### [À FAIRE]
**A)** Selon le récit sur le Paraguay, combien d'habitants compte ce pays ?
**B)** Traduisez en anglais la phrase suivante, tirée du récit sur le Paraguay : « C'est certainement le pays qui m'aura le plus donné de mal à tracer les grandes lignes de mon passage, car les gens sont d'ailleurs très évasifs concernant les sites touristiques du pays. »

### [TEXTE EXTRAIT]
%%

26 décembre 2019

Amérique du Sud #42 De l'Est au Pantanal (Paraguay)



C'est le fleuve Iguazú qui, se jetant dans celui du Paraná forme la triple frontière avec L'Argentine, le Brésil et le Paraguay, avant dernier pays de ce voyage...


Le Paraguay...

      Ça me fait penser à heu... bah pas grand chose en fait sinon les 8ème de finale de France 98, le but en Or de Laurent Blanc et Chilavert, leur gardien de but qui tirait les penaltys...

C'est certainement le pays qui m'aura le plus donné de mal à tracer les grandes lignes de mon passage, car les gens sont d'ailleurs très évasifs concernant les sites touristiques du pays. Une Paraguayenne contacté par Alanderson, de Rio, disait : Si si, il faut venir, il est beau mon pays ! Mais quand on demandait des détails, les choses à visiter, on sent une gêne (je ne suis pas sûr qu'elle ait visité son pays en réalité).

Lucas, un paraguayen-brésilien, avec qui on s'est suivi à vélo, une demi-journée dans le Paraná, même chose :

- Ha oui c'est beau, tu vas aimer! Il y a heeeuuuu... ...Tout le côté historique de la guerre de la triple alliance et... beaucoup de gens vont à Ciudad del Este.
- Génial, y'a quoi à voir ?
- Bah, c'est pas cher, les gens y font du shopping.
- ... je gromnole 

Faut dire qu'ici, je ne pédalerai pas sur un désert de sel, ni sur des montagnes plus hautes que le mont Blanc, pour les jolies îles, c'est mort aussi, il n'y a pas de mers...

Bref, touristiquement parlant, c'est clairement pas "the place to be" et je n'ai que rarement entendu parlé du Paraguay chez leurs voisins Sud américains...

Deux fois plus petit que la France, avec seulement 7 millions d'habitants, le "gigantisme" du Brésil me paraît déjà bien loin lorsque je débarque sur les rives du pays...

Passage à la douane sans problème, l'agent regarde tous les tampons, me posant des questions du genre "Vanuatu ? C'est où ?", "y'a bientôt plus de place pour les tampons !", "Ça fait longtemps que tu voyages ?"... Ça ne reste que de la curiosité, certainement heureux d'avoir quelqu'un qui ne vient pas dans son pays simplement pour faire des emplettes...

%%

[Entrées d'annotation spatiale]
%%

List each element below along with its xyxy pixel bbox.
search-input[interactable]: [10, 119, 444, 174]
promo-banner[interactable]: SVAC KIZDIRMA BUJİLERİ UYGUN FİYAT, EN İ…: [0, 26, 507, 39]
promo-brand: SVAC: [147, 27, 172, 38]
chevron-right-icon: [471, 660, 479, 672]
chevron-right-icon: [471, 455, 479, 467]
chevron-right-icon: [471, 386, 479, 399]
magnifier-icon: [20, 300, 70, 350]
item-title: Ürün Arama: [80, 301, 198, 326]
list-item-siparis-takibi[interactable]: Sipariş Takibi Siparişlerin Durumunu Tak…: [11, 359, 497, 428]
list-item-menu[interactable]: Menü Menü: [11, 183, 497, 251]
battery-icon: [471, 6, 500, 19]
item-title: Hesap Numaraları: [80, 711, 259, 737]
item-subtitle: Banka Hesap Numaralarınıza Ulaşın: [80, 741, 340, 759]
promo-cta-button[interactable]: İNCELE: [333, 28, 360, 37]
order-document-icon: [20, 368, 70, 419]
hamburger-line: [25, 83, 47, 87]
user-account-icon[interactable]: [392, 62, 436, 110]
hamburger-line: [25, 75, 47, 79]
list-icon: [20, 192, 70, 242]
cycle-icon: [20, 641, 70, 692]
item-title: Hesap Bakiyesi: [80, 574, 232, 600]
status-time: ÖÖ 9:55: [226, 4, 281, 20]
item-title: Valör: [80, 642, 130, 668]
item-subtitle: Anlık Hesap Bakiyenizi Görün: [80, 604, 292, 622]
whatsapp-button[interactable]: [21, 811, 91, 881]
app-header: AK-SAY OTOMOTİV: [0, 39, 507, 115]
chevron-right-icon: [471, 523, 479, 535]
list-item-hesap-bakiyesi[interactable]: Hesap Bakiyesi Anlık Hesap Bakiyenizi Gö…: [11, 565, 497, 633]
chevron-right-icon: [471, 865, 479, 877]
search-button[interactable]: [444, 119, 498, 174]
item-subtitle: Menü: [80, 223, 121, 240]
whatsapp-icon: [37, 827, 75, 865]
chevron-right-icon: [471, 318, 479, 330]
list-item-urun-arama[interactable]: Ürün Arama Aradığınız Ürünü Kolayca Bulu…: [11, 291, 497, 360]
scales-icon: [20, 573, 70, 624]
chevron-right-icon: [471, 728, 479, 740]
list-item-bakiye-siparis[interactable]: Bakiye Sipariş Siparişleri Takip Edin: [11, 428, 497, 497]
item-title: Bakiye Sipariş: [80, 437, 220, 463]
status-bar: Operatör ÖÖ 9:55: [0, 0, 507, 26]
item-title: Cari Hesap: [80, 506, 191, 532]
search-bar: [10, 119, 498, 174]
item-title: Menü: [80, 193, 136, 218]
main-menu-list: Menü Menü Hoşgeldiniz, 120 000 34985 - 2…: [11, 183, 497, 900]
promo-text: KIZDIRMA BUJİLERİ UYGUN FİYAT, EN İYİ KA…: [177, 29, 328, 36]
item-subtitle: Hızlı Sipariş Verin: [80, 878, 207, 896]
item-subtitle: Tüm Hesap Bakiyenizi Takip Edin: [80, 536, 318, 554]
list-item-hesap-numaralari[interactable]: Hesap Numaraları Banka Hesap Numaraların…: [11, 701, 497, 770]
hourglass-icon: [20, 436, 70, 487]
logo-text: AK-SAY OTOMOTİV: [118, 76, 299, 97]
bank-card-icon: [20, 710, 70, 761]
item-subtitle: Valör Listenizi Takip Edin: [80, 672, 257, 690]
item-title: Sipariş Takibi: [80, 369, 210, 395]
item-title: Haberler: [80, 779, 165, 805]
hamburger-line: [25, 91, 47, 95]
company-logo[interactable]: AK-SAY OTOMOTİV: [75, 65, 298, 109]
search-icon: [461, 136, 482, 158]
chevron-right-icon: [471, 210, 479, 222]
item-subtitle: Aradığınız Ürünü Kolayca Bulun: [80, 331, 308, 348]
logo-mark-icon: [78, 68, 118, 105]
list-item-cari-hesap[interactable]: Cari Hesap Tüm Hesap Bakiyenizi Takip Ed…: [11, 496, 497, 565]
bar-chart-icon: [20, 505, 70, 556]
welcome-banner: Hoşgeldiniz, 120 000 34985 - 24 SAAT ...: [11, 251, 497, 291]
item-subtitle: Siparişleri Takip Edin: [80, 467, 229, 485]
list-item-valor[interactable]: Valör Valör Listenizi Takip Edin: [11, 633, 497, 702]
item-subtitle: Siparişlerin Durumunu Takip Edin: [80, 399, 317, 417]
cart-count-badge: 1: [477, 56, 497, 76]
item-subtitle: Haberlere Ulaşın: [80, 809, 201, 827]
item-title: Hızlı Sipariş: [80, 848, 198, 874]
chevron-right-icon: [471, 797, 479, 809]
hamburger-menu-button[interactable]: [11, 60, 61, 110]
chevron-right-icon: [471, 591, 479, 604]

%%

### [RÉPONSES FOURNIES]
**A)** Le Paraguay compte seulement 7 millions d'habitants.

**B)** It is certainly the country that gave me the most trouble in sketching out the main lines of my trip, since people are, as it happens, very vague about the country's tourist sites.